Exercise requirements: All the data below goes into the copy word for word, but the pictures don't.
+--
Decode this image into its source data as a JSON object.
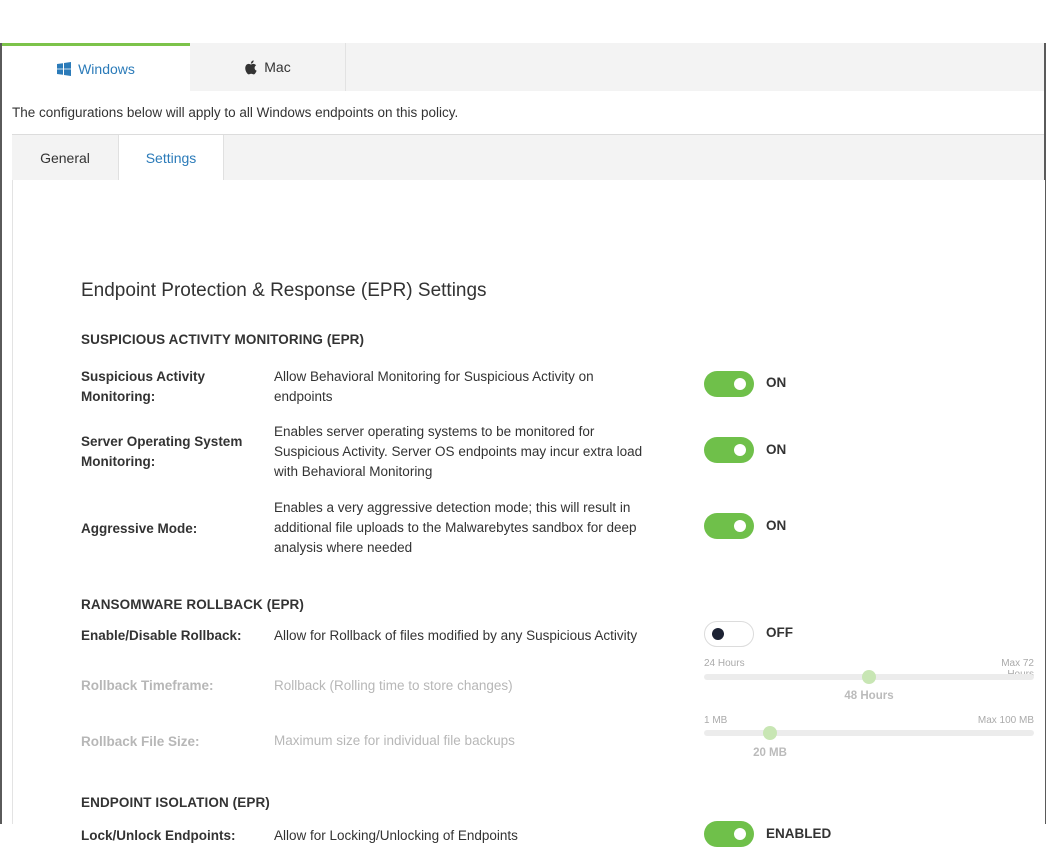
{
  "os_tabs": {
    "windows": {
      "label": "Windows",
      "icon": "windows-icon"
    },
    "mac": {
      "label": "Mac",
      "icon": "apple-icon"
    }
  },
  "notice": "The configurations below will apply to all Windows endpoints on this policy.",
  "sub_tabs": {
    "general": "General",
    "settings": "Settings"
  },
  "page_title": "Endpoint Protection & Response (EPR) Settings",
  "sections": {
    "sam": {
      "title": "SUSPICIOUS ACTIVITY MONITORING (EPR)",
      "rows": [
        {
          "label_l1": "Suspicious Activity",
          "label_l2": "Monitoring:",
          "desc": [
            "Allow Behavioral Monitoring for Suspicious Activity on",
            "endpoints"
          ],
          "state": "ON"
        },
        {
          "label_l1": "Server Operating System",
          "label_l2": "Monitoring:",
          "desc": [
            "Enables server operating systems to be monitored for",
            "Suspicious Activity. Server OS endpoints may incur extra load",
            "with Behavioral Monitoring"
          ],
          "state": "ON"
        },
        {
          "label_l1": "Aggressive Mode:",
          "desc": [
            "Enables a very aggressive detection mode; this will result in",
            "additional file uploads to the Malwarebytes sandbox for deep",
            "analysis where needed"
          ],
          "state": "ON"
        }
      ]
    },
    "rollback": {
      "title": "RANSOMWARE ROLLBACK (EPR)",
      "toggle_row": {
        "label": "Enable/Disable Rollback:",
        "desc": "Allow for Rollback of files modified by any Suspicious Activity",
        "state": "OFF"
      },
      "timeframe": {
        "label": "Rollback Timeframe:",
        "desc": "Rollback (Rolling time to store changes)",
        "min": "24 Hours",
        "max": "Max 72 Hours",
        "value_text": "48 Hours",
        "fraction": 0.5
      },
      "filesize": {
        "label": "Rollback File Size:",
        "desc": "Maximum size for individual file backups",
        "min": "1 MB",
        "max": "Max 100 MB",
        "value_text": "20 MB",
        "fraction": 0.2
      }
    },
    "isolation": {
      "title": "ENDPOINT ISOLATION (EPR)",
      "row": {
        "label": "Lock/Unlock Endpoints:",
        "desc": "Allow for Locking/Unlocking of Endpoints",
        "state": "ENABLED"
      }
    }
  },
  "colors": {
    "accent_green": "#6fc04a",
    "link_blue": "#2b7bb9"
  }
}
+--
Solution to the exercise:
Decode this image into its source data as a JSON object.
{
  "os_tabs": {
    "windows": {
      "label": "Windows",
      "icon": "windows-icon"
    },
    "mac": {
      "label": "Mac",
      "icon": "apple-icon"
    }
  },
  "notice": "The configurations below will apply to all Windows endpoints on this policy.",
  "sub_tabs": {
    "general": "General",
    "settings": "Settings"
  },
  "page_title": "Endpoint Protection & Response (EPR) Settings",
  "sections": {
    "sam": {
      "title": "SUSPICIOUS ACTIVITY MONITORING (EPR)",
      "rows": [
        {
          "label_l1": "Suspicious Activity",
          "label_l2": "Monitoring:",
          "desc": [
            "Allow Behavioral Monitoring for Suspicious Activity on",
            "endpoints"
          ],
          "state": "ON"
        },
        {
          "label_l1": "Server Operating System",
          "label_l2": "Monitoring:",
          "desc": [
            "Enables server operating systems to be monitored for",
            "Suspicious Activity. Server OS endpoints may incur extra load",
            "with Behavioral Monitoring"
          ],
          "state": "ON"
        },
        {
          "label_l1": "Aggressive Mode:",
          "desc": [
            "Enables a very aggressive detection mode; this will result in",
            "additional file uploads to the Malwarebytes sandbox for deep",
            "analysis where needed"
          ],
          "state": "ON"
        }
      ]
    },
    "rollback": {
      "title": "RANSOMWARE ROLLBACK (EPR)",
      "toggle_row": {
        "label": "Enable/Disable Rollback:",
        "desc": "Allow for Rollback of files modified by any Suspicious Activity",
        "state": "OFF"
      },
      "timeframe": {
        "label": "Rollback Timeframe:",
        "desc": "Rollback (Rolling time to store changes)",
        "min": "24 Hours",
        "max": "Max 72 Hours",
        "value_text": "48 Hours",
        "fraction": 0.5
      },
      "filesize": {
        "label": "Rollback File Size:",
        "desc": "Maximum size for individual file backups",
        "min": "1 MB",
        "max": "Max 100 MB",
        "value_text": "20 MB",
        "fraction": 0.2
      }
    },
    "isolation": {
      "title": "ENDPOINT ISOLATION (EPR)",
      "row": {
        "label": "Lock/Unlock Endpoints:",
        "desc": "Allow for Locking/Unlocking of Endpoints",
        "state": "ENABLED"
      }
    }
  },
  "colors": {
    "accent_green": "#6fc04a",
    "link_blue": "#2b7bb9"
  }
}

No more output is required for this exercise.